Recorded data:
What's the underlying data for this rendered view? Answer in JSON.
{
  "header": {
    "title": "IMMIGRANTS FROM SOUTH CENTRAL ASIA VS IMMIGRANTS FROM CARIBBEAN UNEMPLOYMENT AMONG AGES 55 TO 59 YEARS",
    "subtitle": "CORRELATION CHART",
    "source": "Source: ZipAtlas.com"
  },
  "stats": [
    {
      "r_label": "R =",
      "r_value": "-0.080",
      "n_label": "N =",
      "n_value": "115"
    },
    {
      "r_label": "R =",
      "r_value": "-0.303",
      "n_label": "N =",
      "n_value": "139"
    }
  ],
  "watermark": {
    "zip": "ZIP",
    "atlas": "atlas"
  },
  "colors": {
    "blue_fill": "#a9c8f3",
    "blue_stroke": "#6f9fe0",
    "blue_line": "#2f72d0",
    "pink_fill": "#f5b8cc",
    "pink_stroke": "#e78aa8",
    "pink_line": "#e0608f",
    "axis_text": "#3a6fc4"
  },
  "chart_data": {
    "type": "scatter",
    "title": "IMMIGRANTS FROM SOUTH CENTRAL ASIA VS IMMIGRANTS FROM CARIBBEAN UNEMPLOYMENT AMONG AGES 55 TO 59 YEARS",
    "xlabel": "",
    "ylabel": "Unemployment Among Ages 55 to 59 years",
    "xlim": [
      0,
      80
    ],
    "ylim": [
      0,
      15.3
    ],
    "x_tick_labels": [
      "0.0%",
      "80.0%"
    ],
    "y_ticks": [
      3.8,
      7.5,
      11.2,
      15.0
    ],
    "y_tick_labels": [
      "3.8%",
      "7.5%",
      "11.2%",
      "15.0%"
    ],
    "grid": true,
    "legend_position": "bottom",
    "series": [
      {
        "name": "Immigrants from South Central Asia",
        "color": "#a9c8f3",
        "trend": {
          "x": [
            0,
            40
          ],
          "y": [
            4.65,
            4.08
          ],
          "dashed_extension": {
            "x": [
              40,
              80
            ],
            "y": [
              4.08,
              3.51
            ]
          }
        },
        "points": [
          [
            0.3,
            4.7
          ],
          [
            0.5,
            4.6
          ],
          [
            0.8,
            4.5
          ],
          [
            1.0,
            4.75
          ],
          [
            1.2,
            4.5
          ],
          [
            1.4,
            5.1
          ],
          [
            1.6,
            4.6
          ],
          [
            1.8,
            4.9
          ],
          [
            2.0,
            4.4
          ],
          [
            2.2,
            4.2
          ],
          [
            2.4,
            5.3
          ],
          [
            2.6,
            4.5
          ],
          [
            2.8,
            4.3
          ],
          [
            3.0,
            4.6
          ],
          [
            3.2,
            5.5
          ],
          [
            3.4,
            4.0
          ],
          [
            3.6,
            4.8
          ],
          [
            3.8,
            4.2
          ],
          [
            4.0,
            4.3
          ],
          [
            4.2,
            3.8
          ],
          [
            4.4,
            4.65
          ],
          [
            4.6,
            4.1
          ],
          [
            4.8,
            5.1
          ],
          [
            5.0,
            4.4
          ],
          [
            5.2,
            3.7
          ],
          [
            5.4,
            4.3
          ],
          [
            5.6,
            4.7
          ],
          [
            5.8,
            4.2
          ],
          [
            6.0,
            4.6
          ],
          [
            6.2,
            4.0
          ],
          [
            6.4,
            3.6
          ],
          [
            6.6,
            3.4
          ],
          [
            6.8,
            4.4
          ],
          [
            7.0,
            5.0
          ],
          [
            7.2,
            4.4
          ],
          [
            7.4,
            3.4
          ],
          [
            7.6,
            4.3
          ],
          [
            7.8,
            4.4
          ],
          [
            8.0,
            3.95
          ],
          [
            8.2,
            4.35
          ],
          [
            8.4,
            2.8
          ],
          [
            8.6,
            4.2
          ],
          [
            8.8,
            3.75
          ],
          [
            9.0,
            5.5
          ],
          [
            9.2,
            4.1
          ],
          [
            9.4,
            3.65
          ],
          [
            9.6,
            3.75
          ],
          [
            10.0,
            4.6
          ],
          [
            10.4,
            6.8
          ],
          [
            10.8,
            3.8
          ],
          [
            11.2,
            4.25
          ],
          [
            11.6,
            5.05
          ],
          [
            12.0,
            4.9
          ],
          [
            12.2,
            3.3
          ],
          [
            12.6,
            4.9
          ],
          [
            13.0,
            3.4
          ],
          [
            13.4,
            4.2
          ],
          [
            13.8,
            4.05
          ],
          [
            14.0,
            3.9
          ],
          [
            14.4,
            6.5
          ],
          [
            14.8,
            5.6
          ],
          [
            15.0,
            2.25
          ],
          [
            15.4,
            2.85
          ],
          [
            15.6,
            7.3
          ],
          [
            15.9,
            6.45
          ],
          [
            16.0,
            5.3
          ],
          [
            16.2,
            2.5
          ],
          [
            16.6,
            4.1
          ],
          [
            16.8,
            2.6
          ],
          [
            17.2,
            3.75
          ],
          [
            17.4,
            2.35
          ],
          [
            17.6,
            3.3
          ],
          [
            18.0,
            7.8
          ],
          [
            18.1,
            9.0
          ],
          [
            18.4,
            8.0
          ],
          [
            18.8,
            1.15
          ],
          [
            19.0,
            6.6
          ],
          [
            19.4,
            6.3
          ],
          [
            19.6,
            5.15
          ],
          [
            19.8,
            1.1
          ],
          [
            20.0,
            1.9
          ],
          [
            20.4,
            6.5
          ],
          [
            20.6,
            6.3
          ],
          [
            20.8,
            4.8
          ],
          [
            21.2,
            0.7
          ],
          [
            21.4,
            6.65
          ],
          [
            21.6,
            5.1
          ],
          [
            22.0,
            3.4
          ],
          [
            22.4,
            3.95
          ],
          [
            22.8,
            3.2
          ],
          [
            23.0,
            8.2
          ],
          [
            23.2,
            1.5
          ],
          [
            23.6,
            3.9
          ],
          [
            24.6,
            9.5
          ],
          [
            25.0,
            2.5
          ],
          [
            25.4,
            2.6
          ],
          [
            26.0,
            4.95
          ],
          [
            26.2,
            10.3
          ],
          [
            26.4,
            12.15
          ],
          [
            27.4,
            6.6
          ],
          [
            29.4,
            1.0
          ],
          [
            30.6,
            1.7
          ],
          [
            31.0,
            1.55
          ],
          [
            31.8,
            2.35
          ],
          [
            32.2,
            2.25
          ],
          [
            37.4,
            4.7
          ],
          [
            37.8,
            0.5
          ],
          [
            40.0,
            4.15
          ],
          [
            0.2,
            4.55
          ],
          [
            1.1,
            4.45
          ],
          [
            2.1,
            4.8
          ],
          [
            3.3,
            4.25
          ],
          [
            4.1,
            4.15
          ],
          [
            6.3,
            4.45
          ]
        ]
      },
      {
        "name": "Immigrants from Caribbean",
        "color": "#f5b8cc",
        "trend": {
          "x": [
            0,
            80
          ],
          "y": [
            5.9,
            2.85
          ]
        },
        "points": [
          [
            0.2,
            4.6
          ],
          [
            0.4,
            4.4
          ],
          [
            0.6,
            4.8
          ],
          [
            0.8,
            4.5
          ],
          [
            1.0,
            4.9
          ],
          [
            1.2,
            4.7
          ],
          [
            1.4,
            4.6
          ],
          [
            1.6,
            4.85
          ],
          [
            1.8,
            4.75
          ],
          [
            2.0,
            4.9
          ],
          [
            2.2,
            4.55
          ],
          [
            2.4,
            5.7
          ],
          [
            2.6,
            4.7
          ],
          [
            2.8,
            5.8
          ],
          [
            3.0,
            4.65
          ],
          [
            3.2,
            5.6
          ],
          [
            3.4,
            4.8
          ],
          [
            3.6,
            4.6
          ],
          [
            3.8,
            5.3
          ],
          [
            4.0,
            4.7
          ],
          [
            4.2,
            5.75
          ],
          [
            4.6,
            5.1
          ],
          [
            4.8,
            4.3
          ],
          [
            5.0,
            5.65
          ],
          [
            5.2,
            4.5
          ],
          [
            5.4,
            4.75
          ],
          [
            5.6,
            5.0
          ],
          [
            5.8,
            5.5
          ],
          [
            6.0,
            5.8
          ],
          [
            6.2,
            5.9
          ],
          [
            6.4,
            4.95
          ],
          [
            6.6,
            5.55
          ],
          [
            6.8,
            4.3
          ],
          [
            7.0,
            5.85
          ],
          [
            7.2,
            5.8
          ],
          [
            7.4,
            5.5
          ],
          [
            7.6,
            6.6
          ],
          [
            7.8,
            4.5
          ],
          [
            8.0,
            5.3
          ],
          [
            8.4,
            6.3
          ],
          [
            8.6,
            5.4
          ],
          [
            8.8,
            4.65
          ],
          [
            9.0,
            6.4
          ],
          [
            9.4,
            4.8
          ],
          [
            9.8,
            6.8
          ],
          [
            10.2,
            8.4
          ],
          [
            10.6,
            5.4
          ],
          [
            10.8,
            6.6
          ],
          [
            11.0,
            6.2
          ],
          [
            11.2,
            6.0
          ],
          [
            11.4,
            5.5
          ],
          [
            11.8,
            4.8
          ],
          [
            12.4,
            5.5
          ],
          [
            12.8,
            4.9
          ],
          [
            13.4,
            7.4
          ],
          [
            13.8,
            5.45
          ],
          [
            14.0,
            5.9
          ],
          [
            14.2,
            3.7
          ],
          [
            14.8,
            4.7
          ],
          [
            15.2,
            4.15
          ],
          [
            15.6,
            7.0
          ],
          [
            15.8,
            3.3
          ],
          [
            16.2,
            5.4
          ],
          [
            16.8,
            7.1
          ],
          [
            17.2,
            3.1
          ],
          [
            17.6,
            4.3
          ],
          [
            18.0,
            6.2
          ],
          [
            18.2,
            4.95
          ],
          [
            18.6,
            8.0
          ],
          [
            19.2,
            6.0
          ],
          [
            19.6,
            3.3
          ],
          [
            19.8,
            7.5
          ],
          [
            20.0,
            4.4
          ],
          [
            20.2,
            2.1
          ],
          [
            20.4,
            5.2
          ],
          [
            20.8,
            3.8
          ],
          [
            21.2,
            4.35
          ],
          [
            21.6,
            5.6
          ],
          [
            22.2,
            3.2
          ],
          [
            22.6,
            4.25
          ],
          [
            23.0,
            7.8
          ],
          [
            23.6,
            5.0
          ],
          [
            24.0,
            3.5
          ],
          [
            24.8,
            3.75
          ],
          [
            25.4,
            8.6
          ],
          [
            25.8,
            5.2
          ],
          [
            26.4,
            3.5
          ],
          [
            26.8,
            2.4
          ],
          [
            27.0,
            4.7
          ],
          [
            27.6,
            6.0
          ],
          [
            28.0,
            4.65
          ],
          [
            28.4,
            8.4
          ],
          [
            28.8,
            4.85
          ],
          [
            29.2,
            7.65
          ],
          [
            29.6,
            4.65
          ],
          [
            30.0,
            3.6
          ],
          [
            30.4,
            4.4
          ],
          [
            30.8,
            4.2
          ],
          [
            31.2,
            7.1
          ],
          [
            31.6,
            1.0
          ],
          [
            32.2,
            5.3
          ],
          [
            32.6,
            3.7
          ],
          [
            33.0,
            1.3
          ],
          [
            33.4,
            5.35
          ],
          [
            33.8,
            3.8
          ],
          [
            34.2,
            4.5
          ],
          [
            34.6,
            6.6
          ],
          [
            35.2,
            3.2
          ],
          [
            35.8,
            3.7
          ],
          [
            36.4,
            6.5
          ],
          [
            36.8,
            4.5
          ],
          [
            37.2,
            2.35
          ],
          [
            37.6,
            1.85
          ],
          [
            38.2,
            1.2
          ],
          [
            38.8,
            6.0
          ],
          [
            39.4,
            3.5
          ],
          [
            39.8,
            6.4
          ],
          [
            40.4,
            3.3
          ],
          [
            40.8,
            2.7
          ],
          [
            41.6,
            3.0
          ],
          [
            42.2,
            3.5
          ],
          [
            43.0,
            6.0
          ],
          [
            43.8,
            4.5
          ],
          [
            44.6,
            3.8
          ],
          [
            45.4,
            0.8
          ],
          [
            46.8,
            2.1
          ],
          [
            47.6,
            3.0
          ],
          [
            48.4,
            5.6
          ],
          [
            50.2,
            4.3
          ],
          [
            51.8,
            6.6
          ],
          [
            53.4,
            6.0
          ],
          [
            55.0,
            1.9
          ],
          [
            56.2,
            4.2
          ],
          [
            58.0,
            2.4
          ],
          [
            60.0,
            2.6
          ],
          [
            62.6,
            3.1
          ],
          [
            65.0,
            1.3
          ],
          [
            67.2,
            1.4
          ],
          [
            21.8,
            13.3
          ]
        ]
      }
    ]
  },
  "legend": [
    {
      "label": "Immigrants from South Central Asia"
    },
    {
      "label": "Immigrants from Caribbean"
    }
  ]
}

Written request: List all lines where "name" occurs.

Answer to this problem:
        "name": "Immigrants from South Central Asia",
        "name": "Immigrants from Caribbean",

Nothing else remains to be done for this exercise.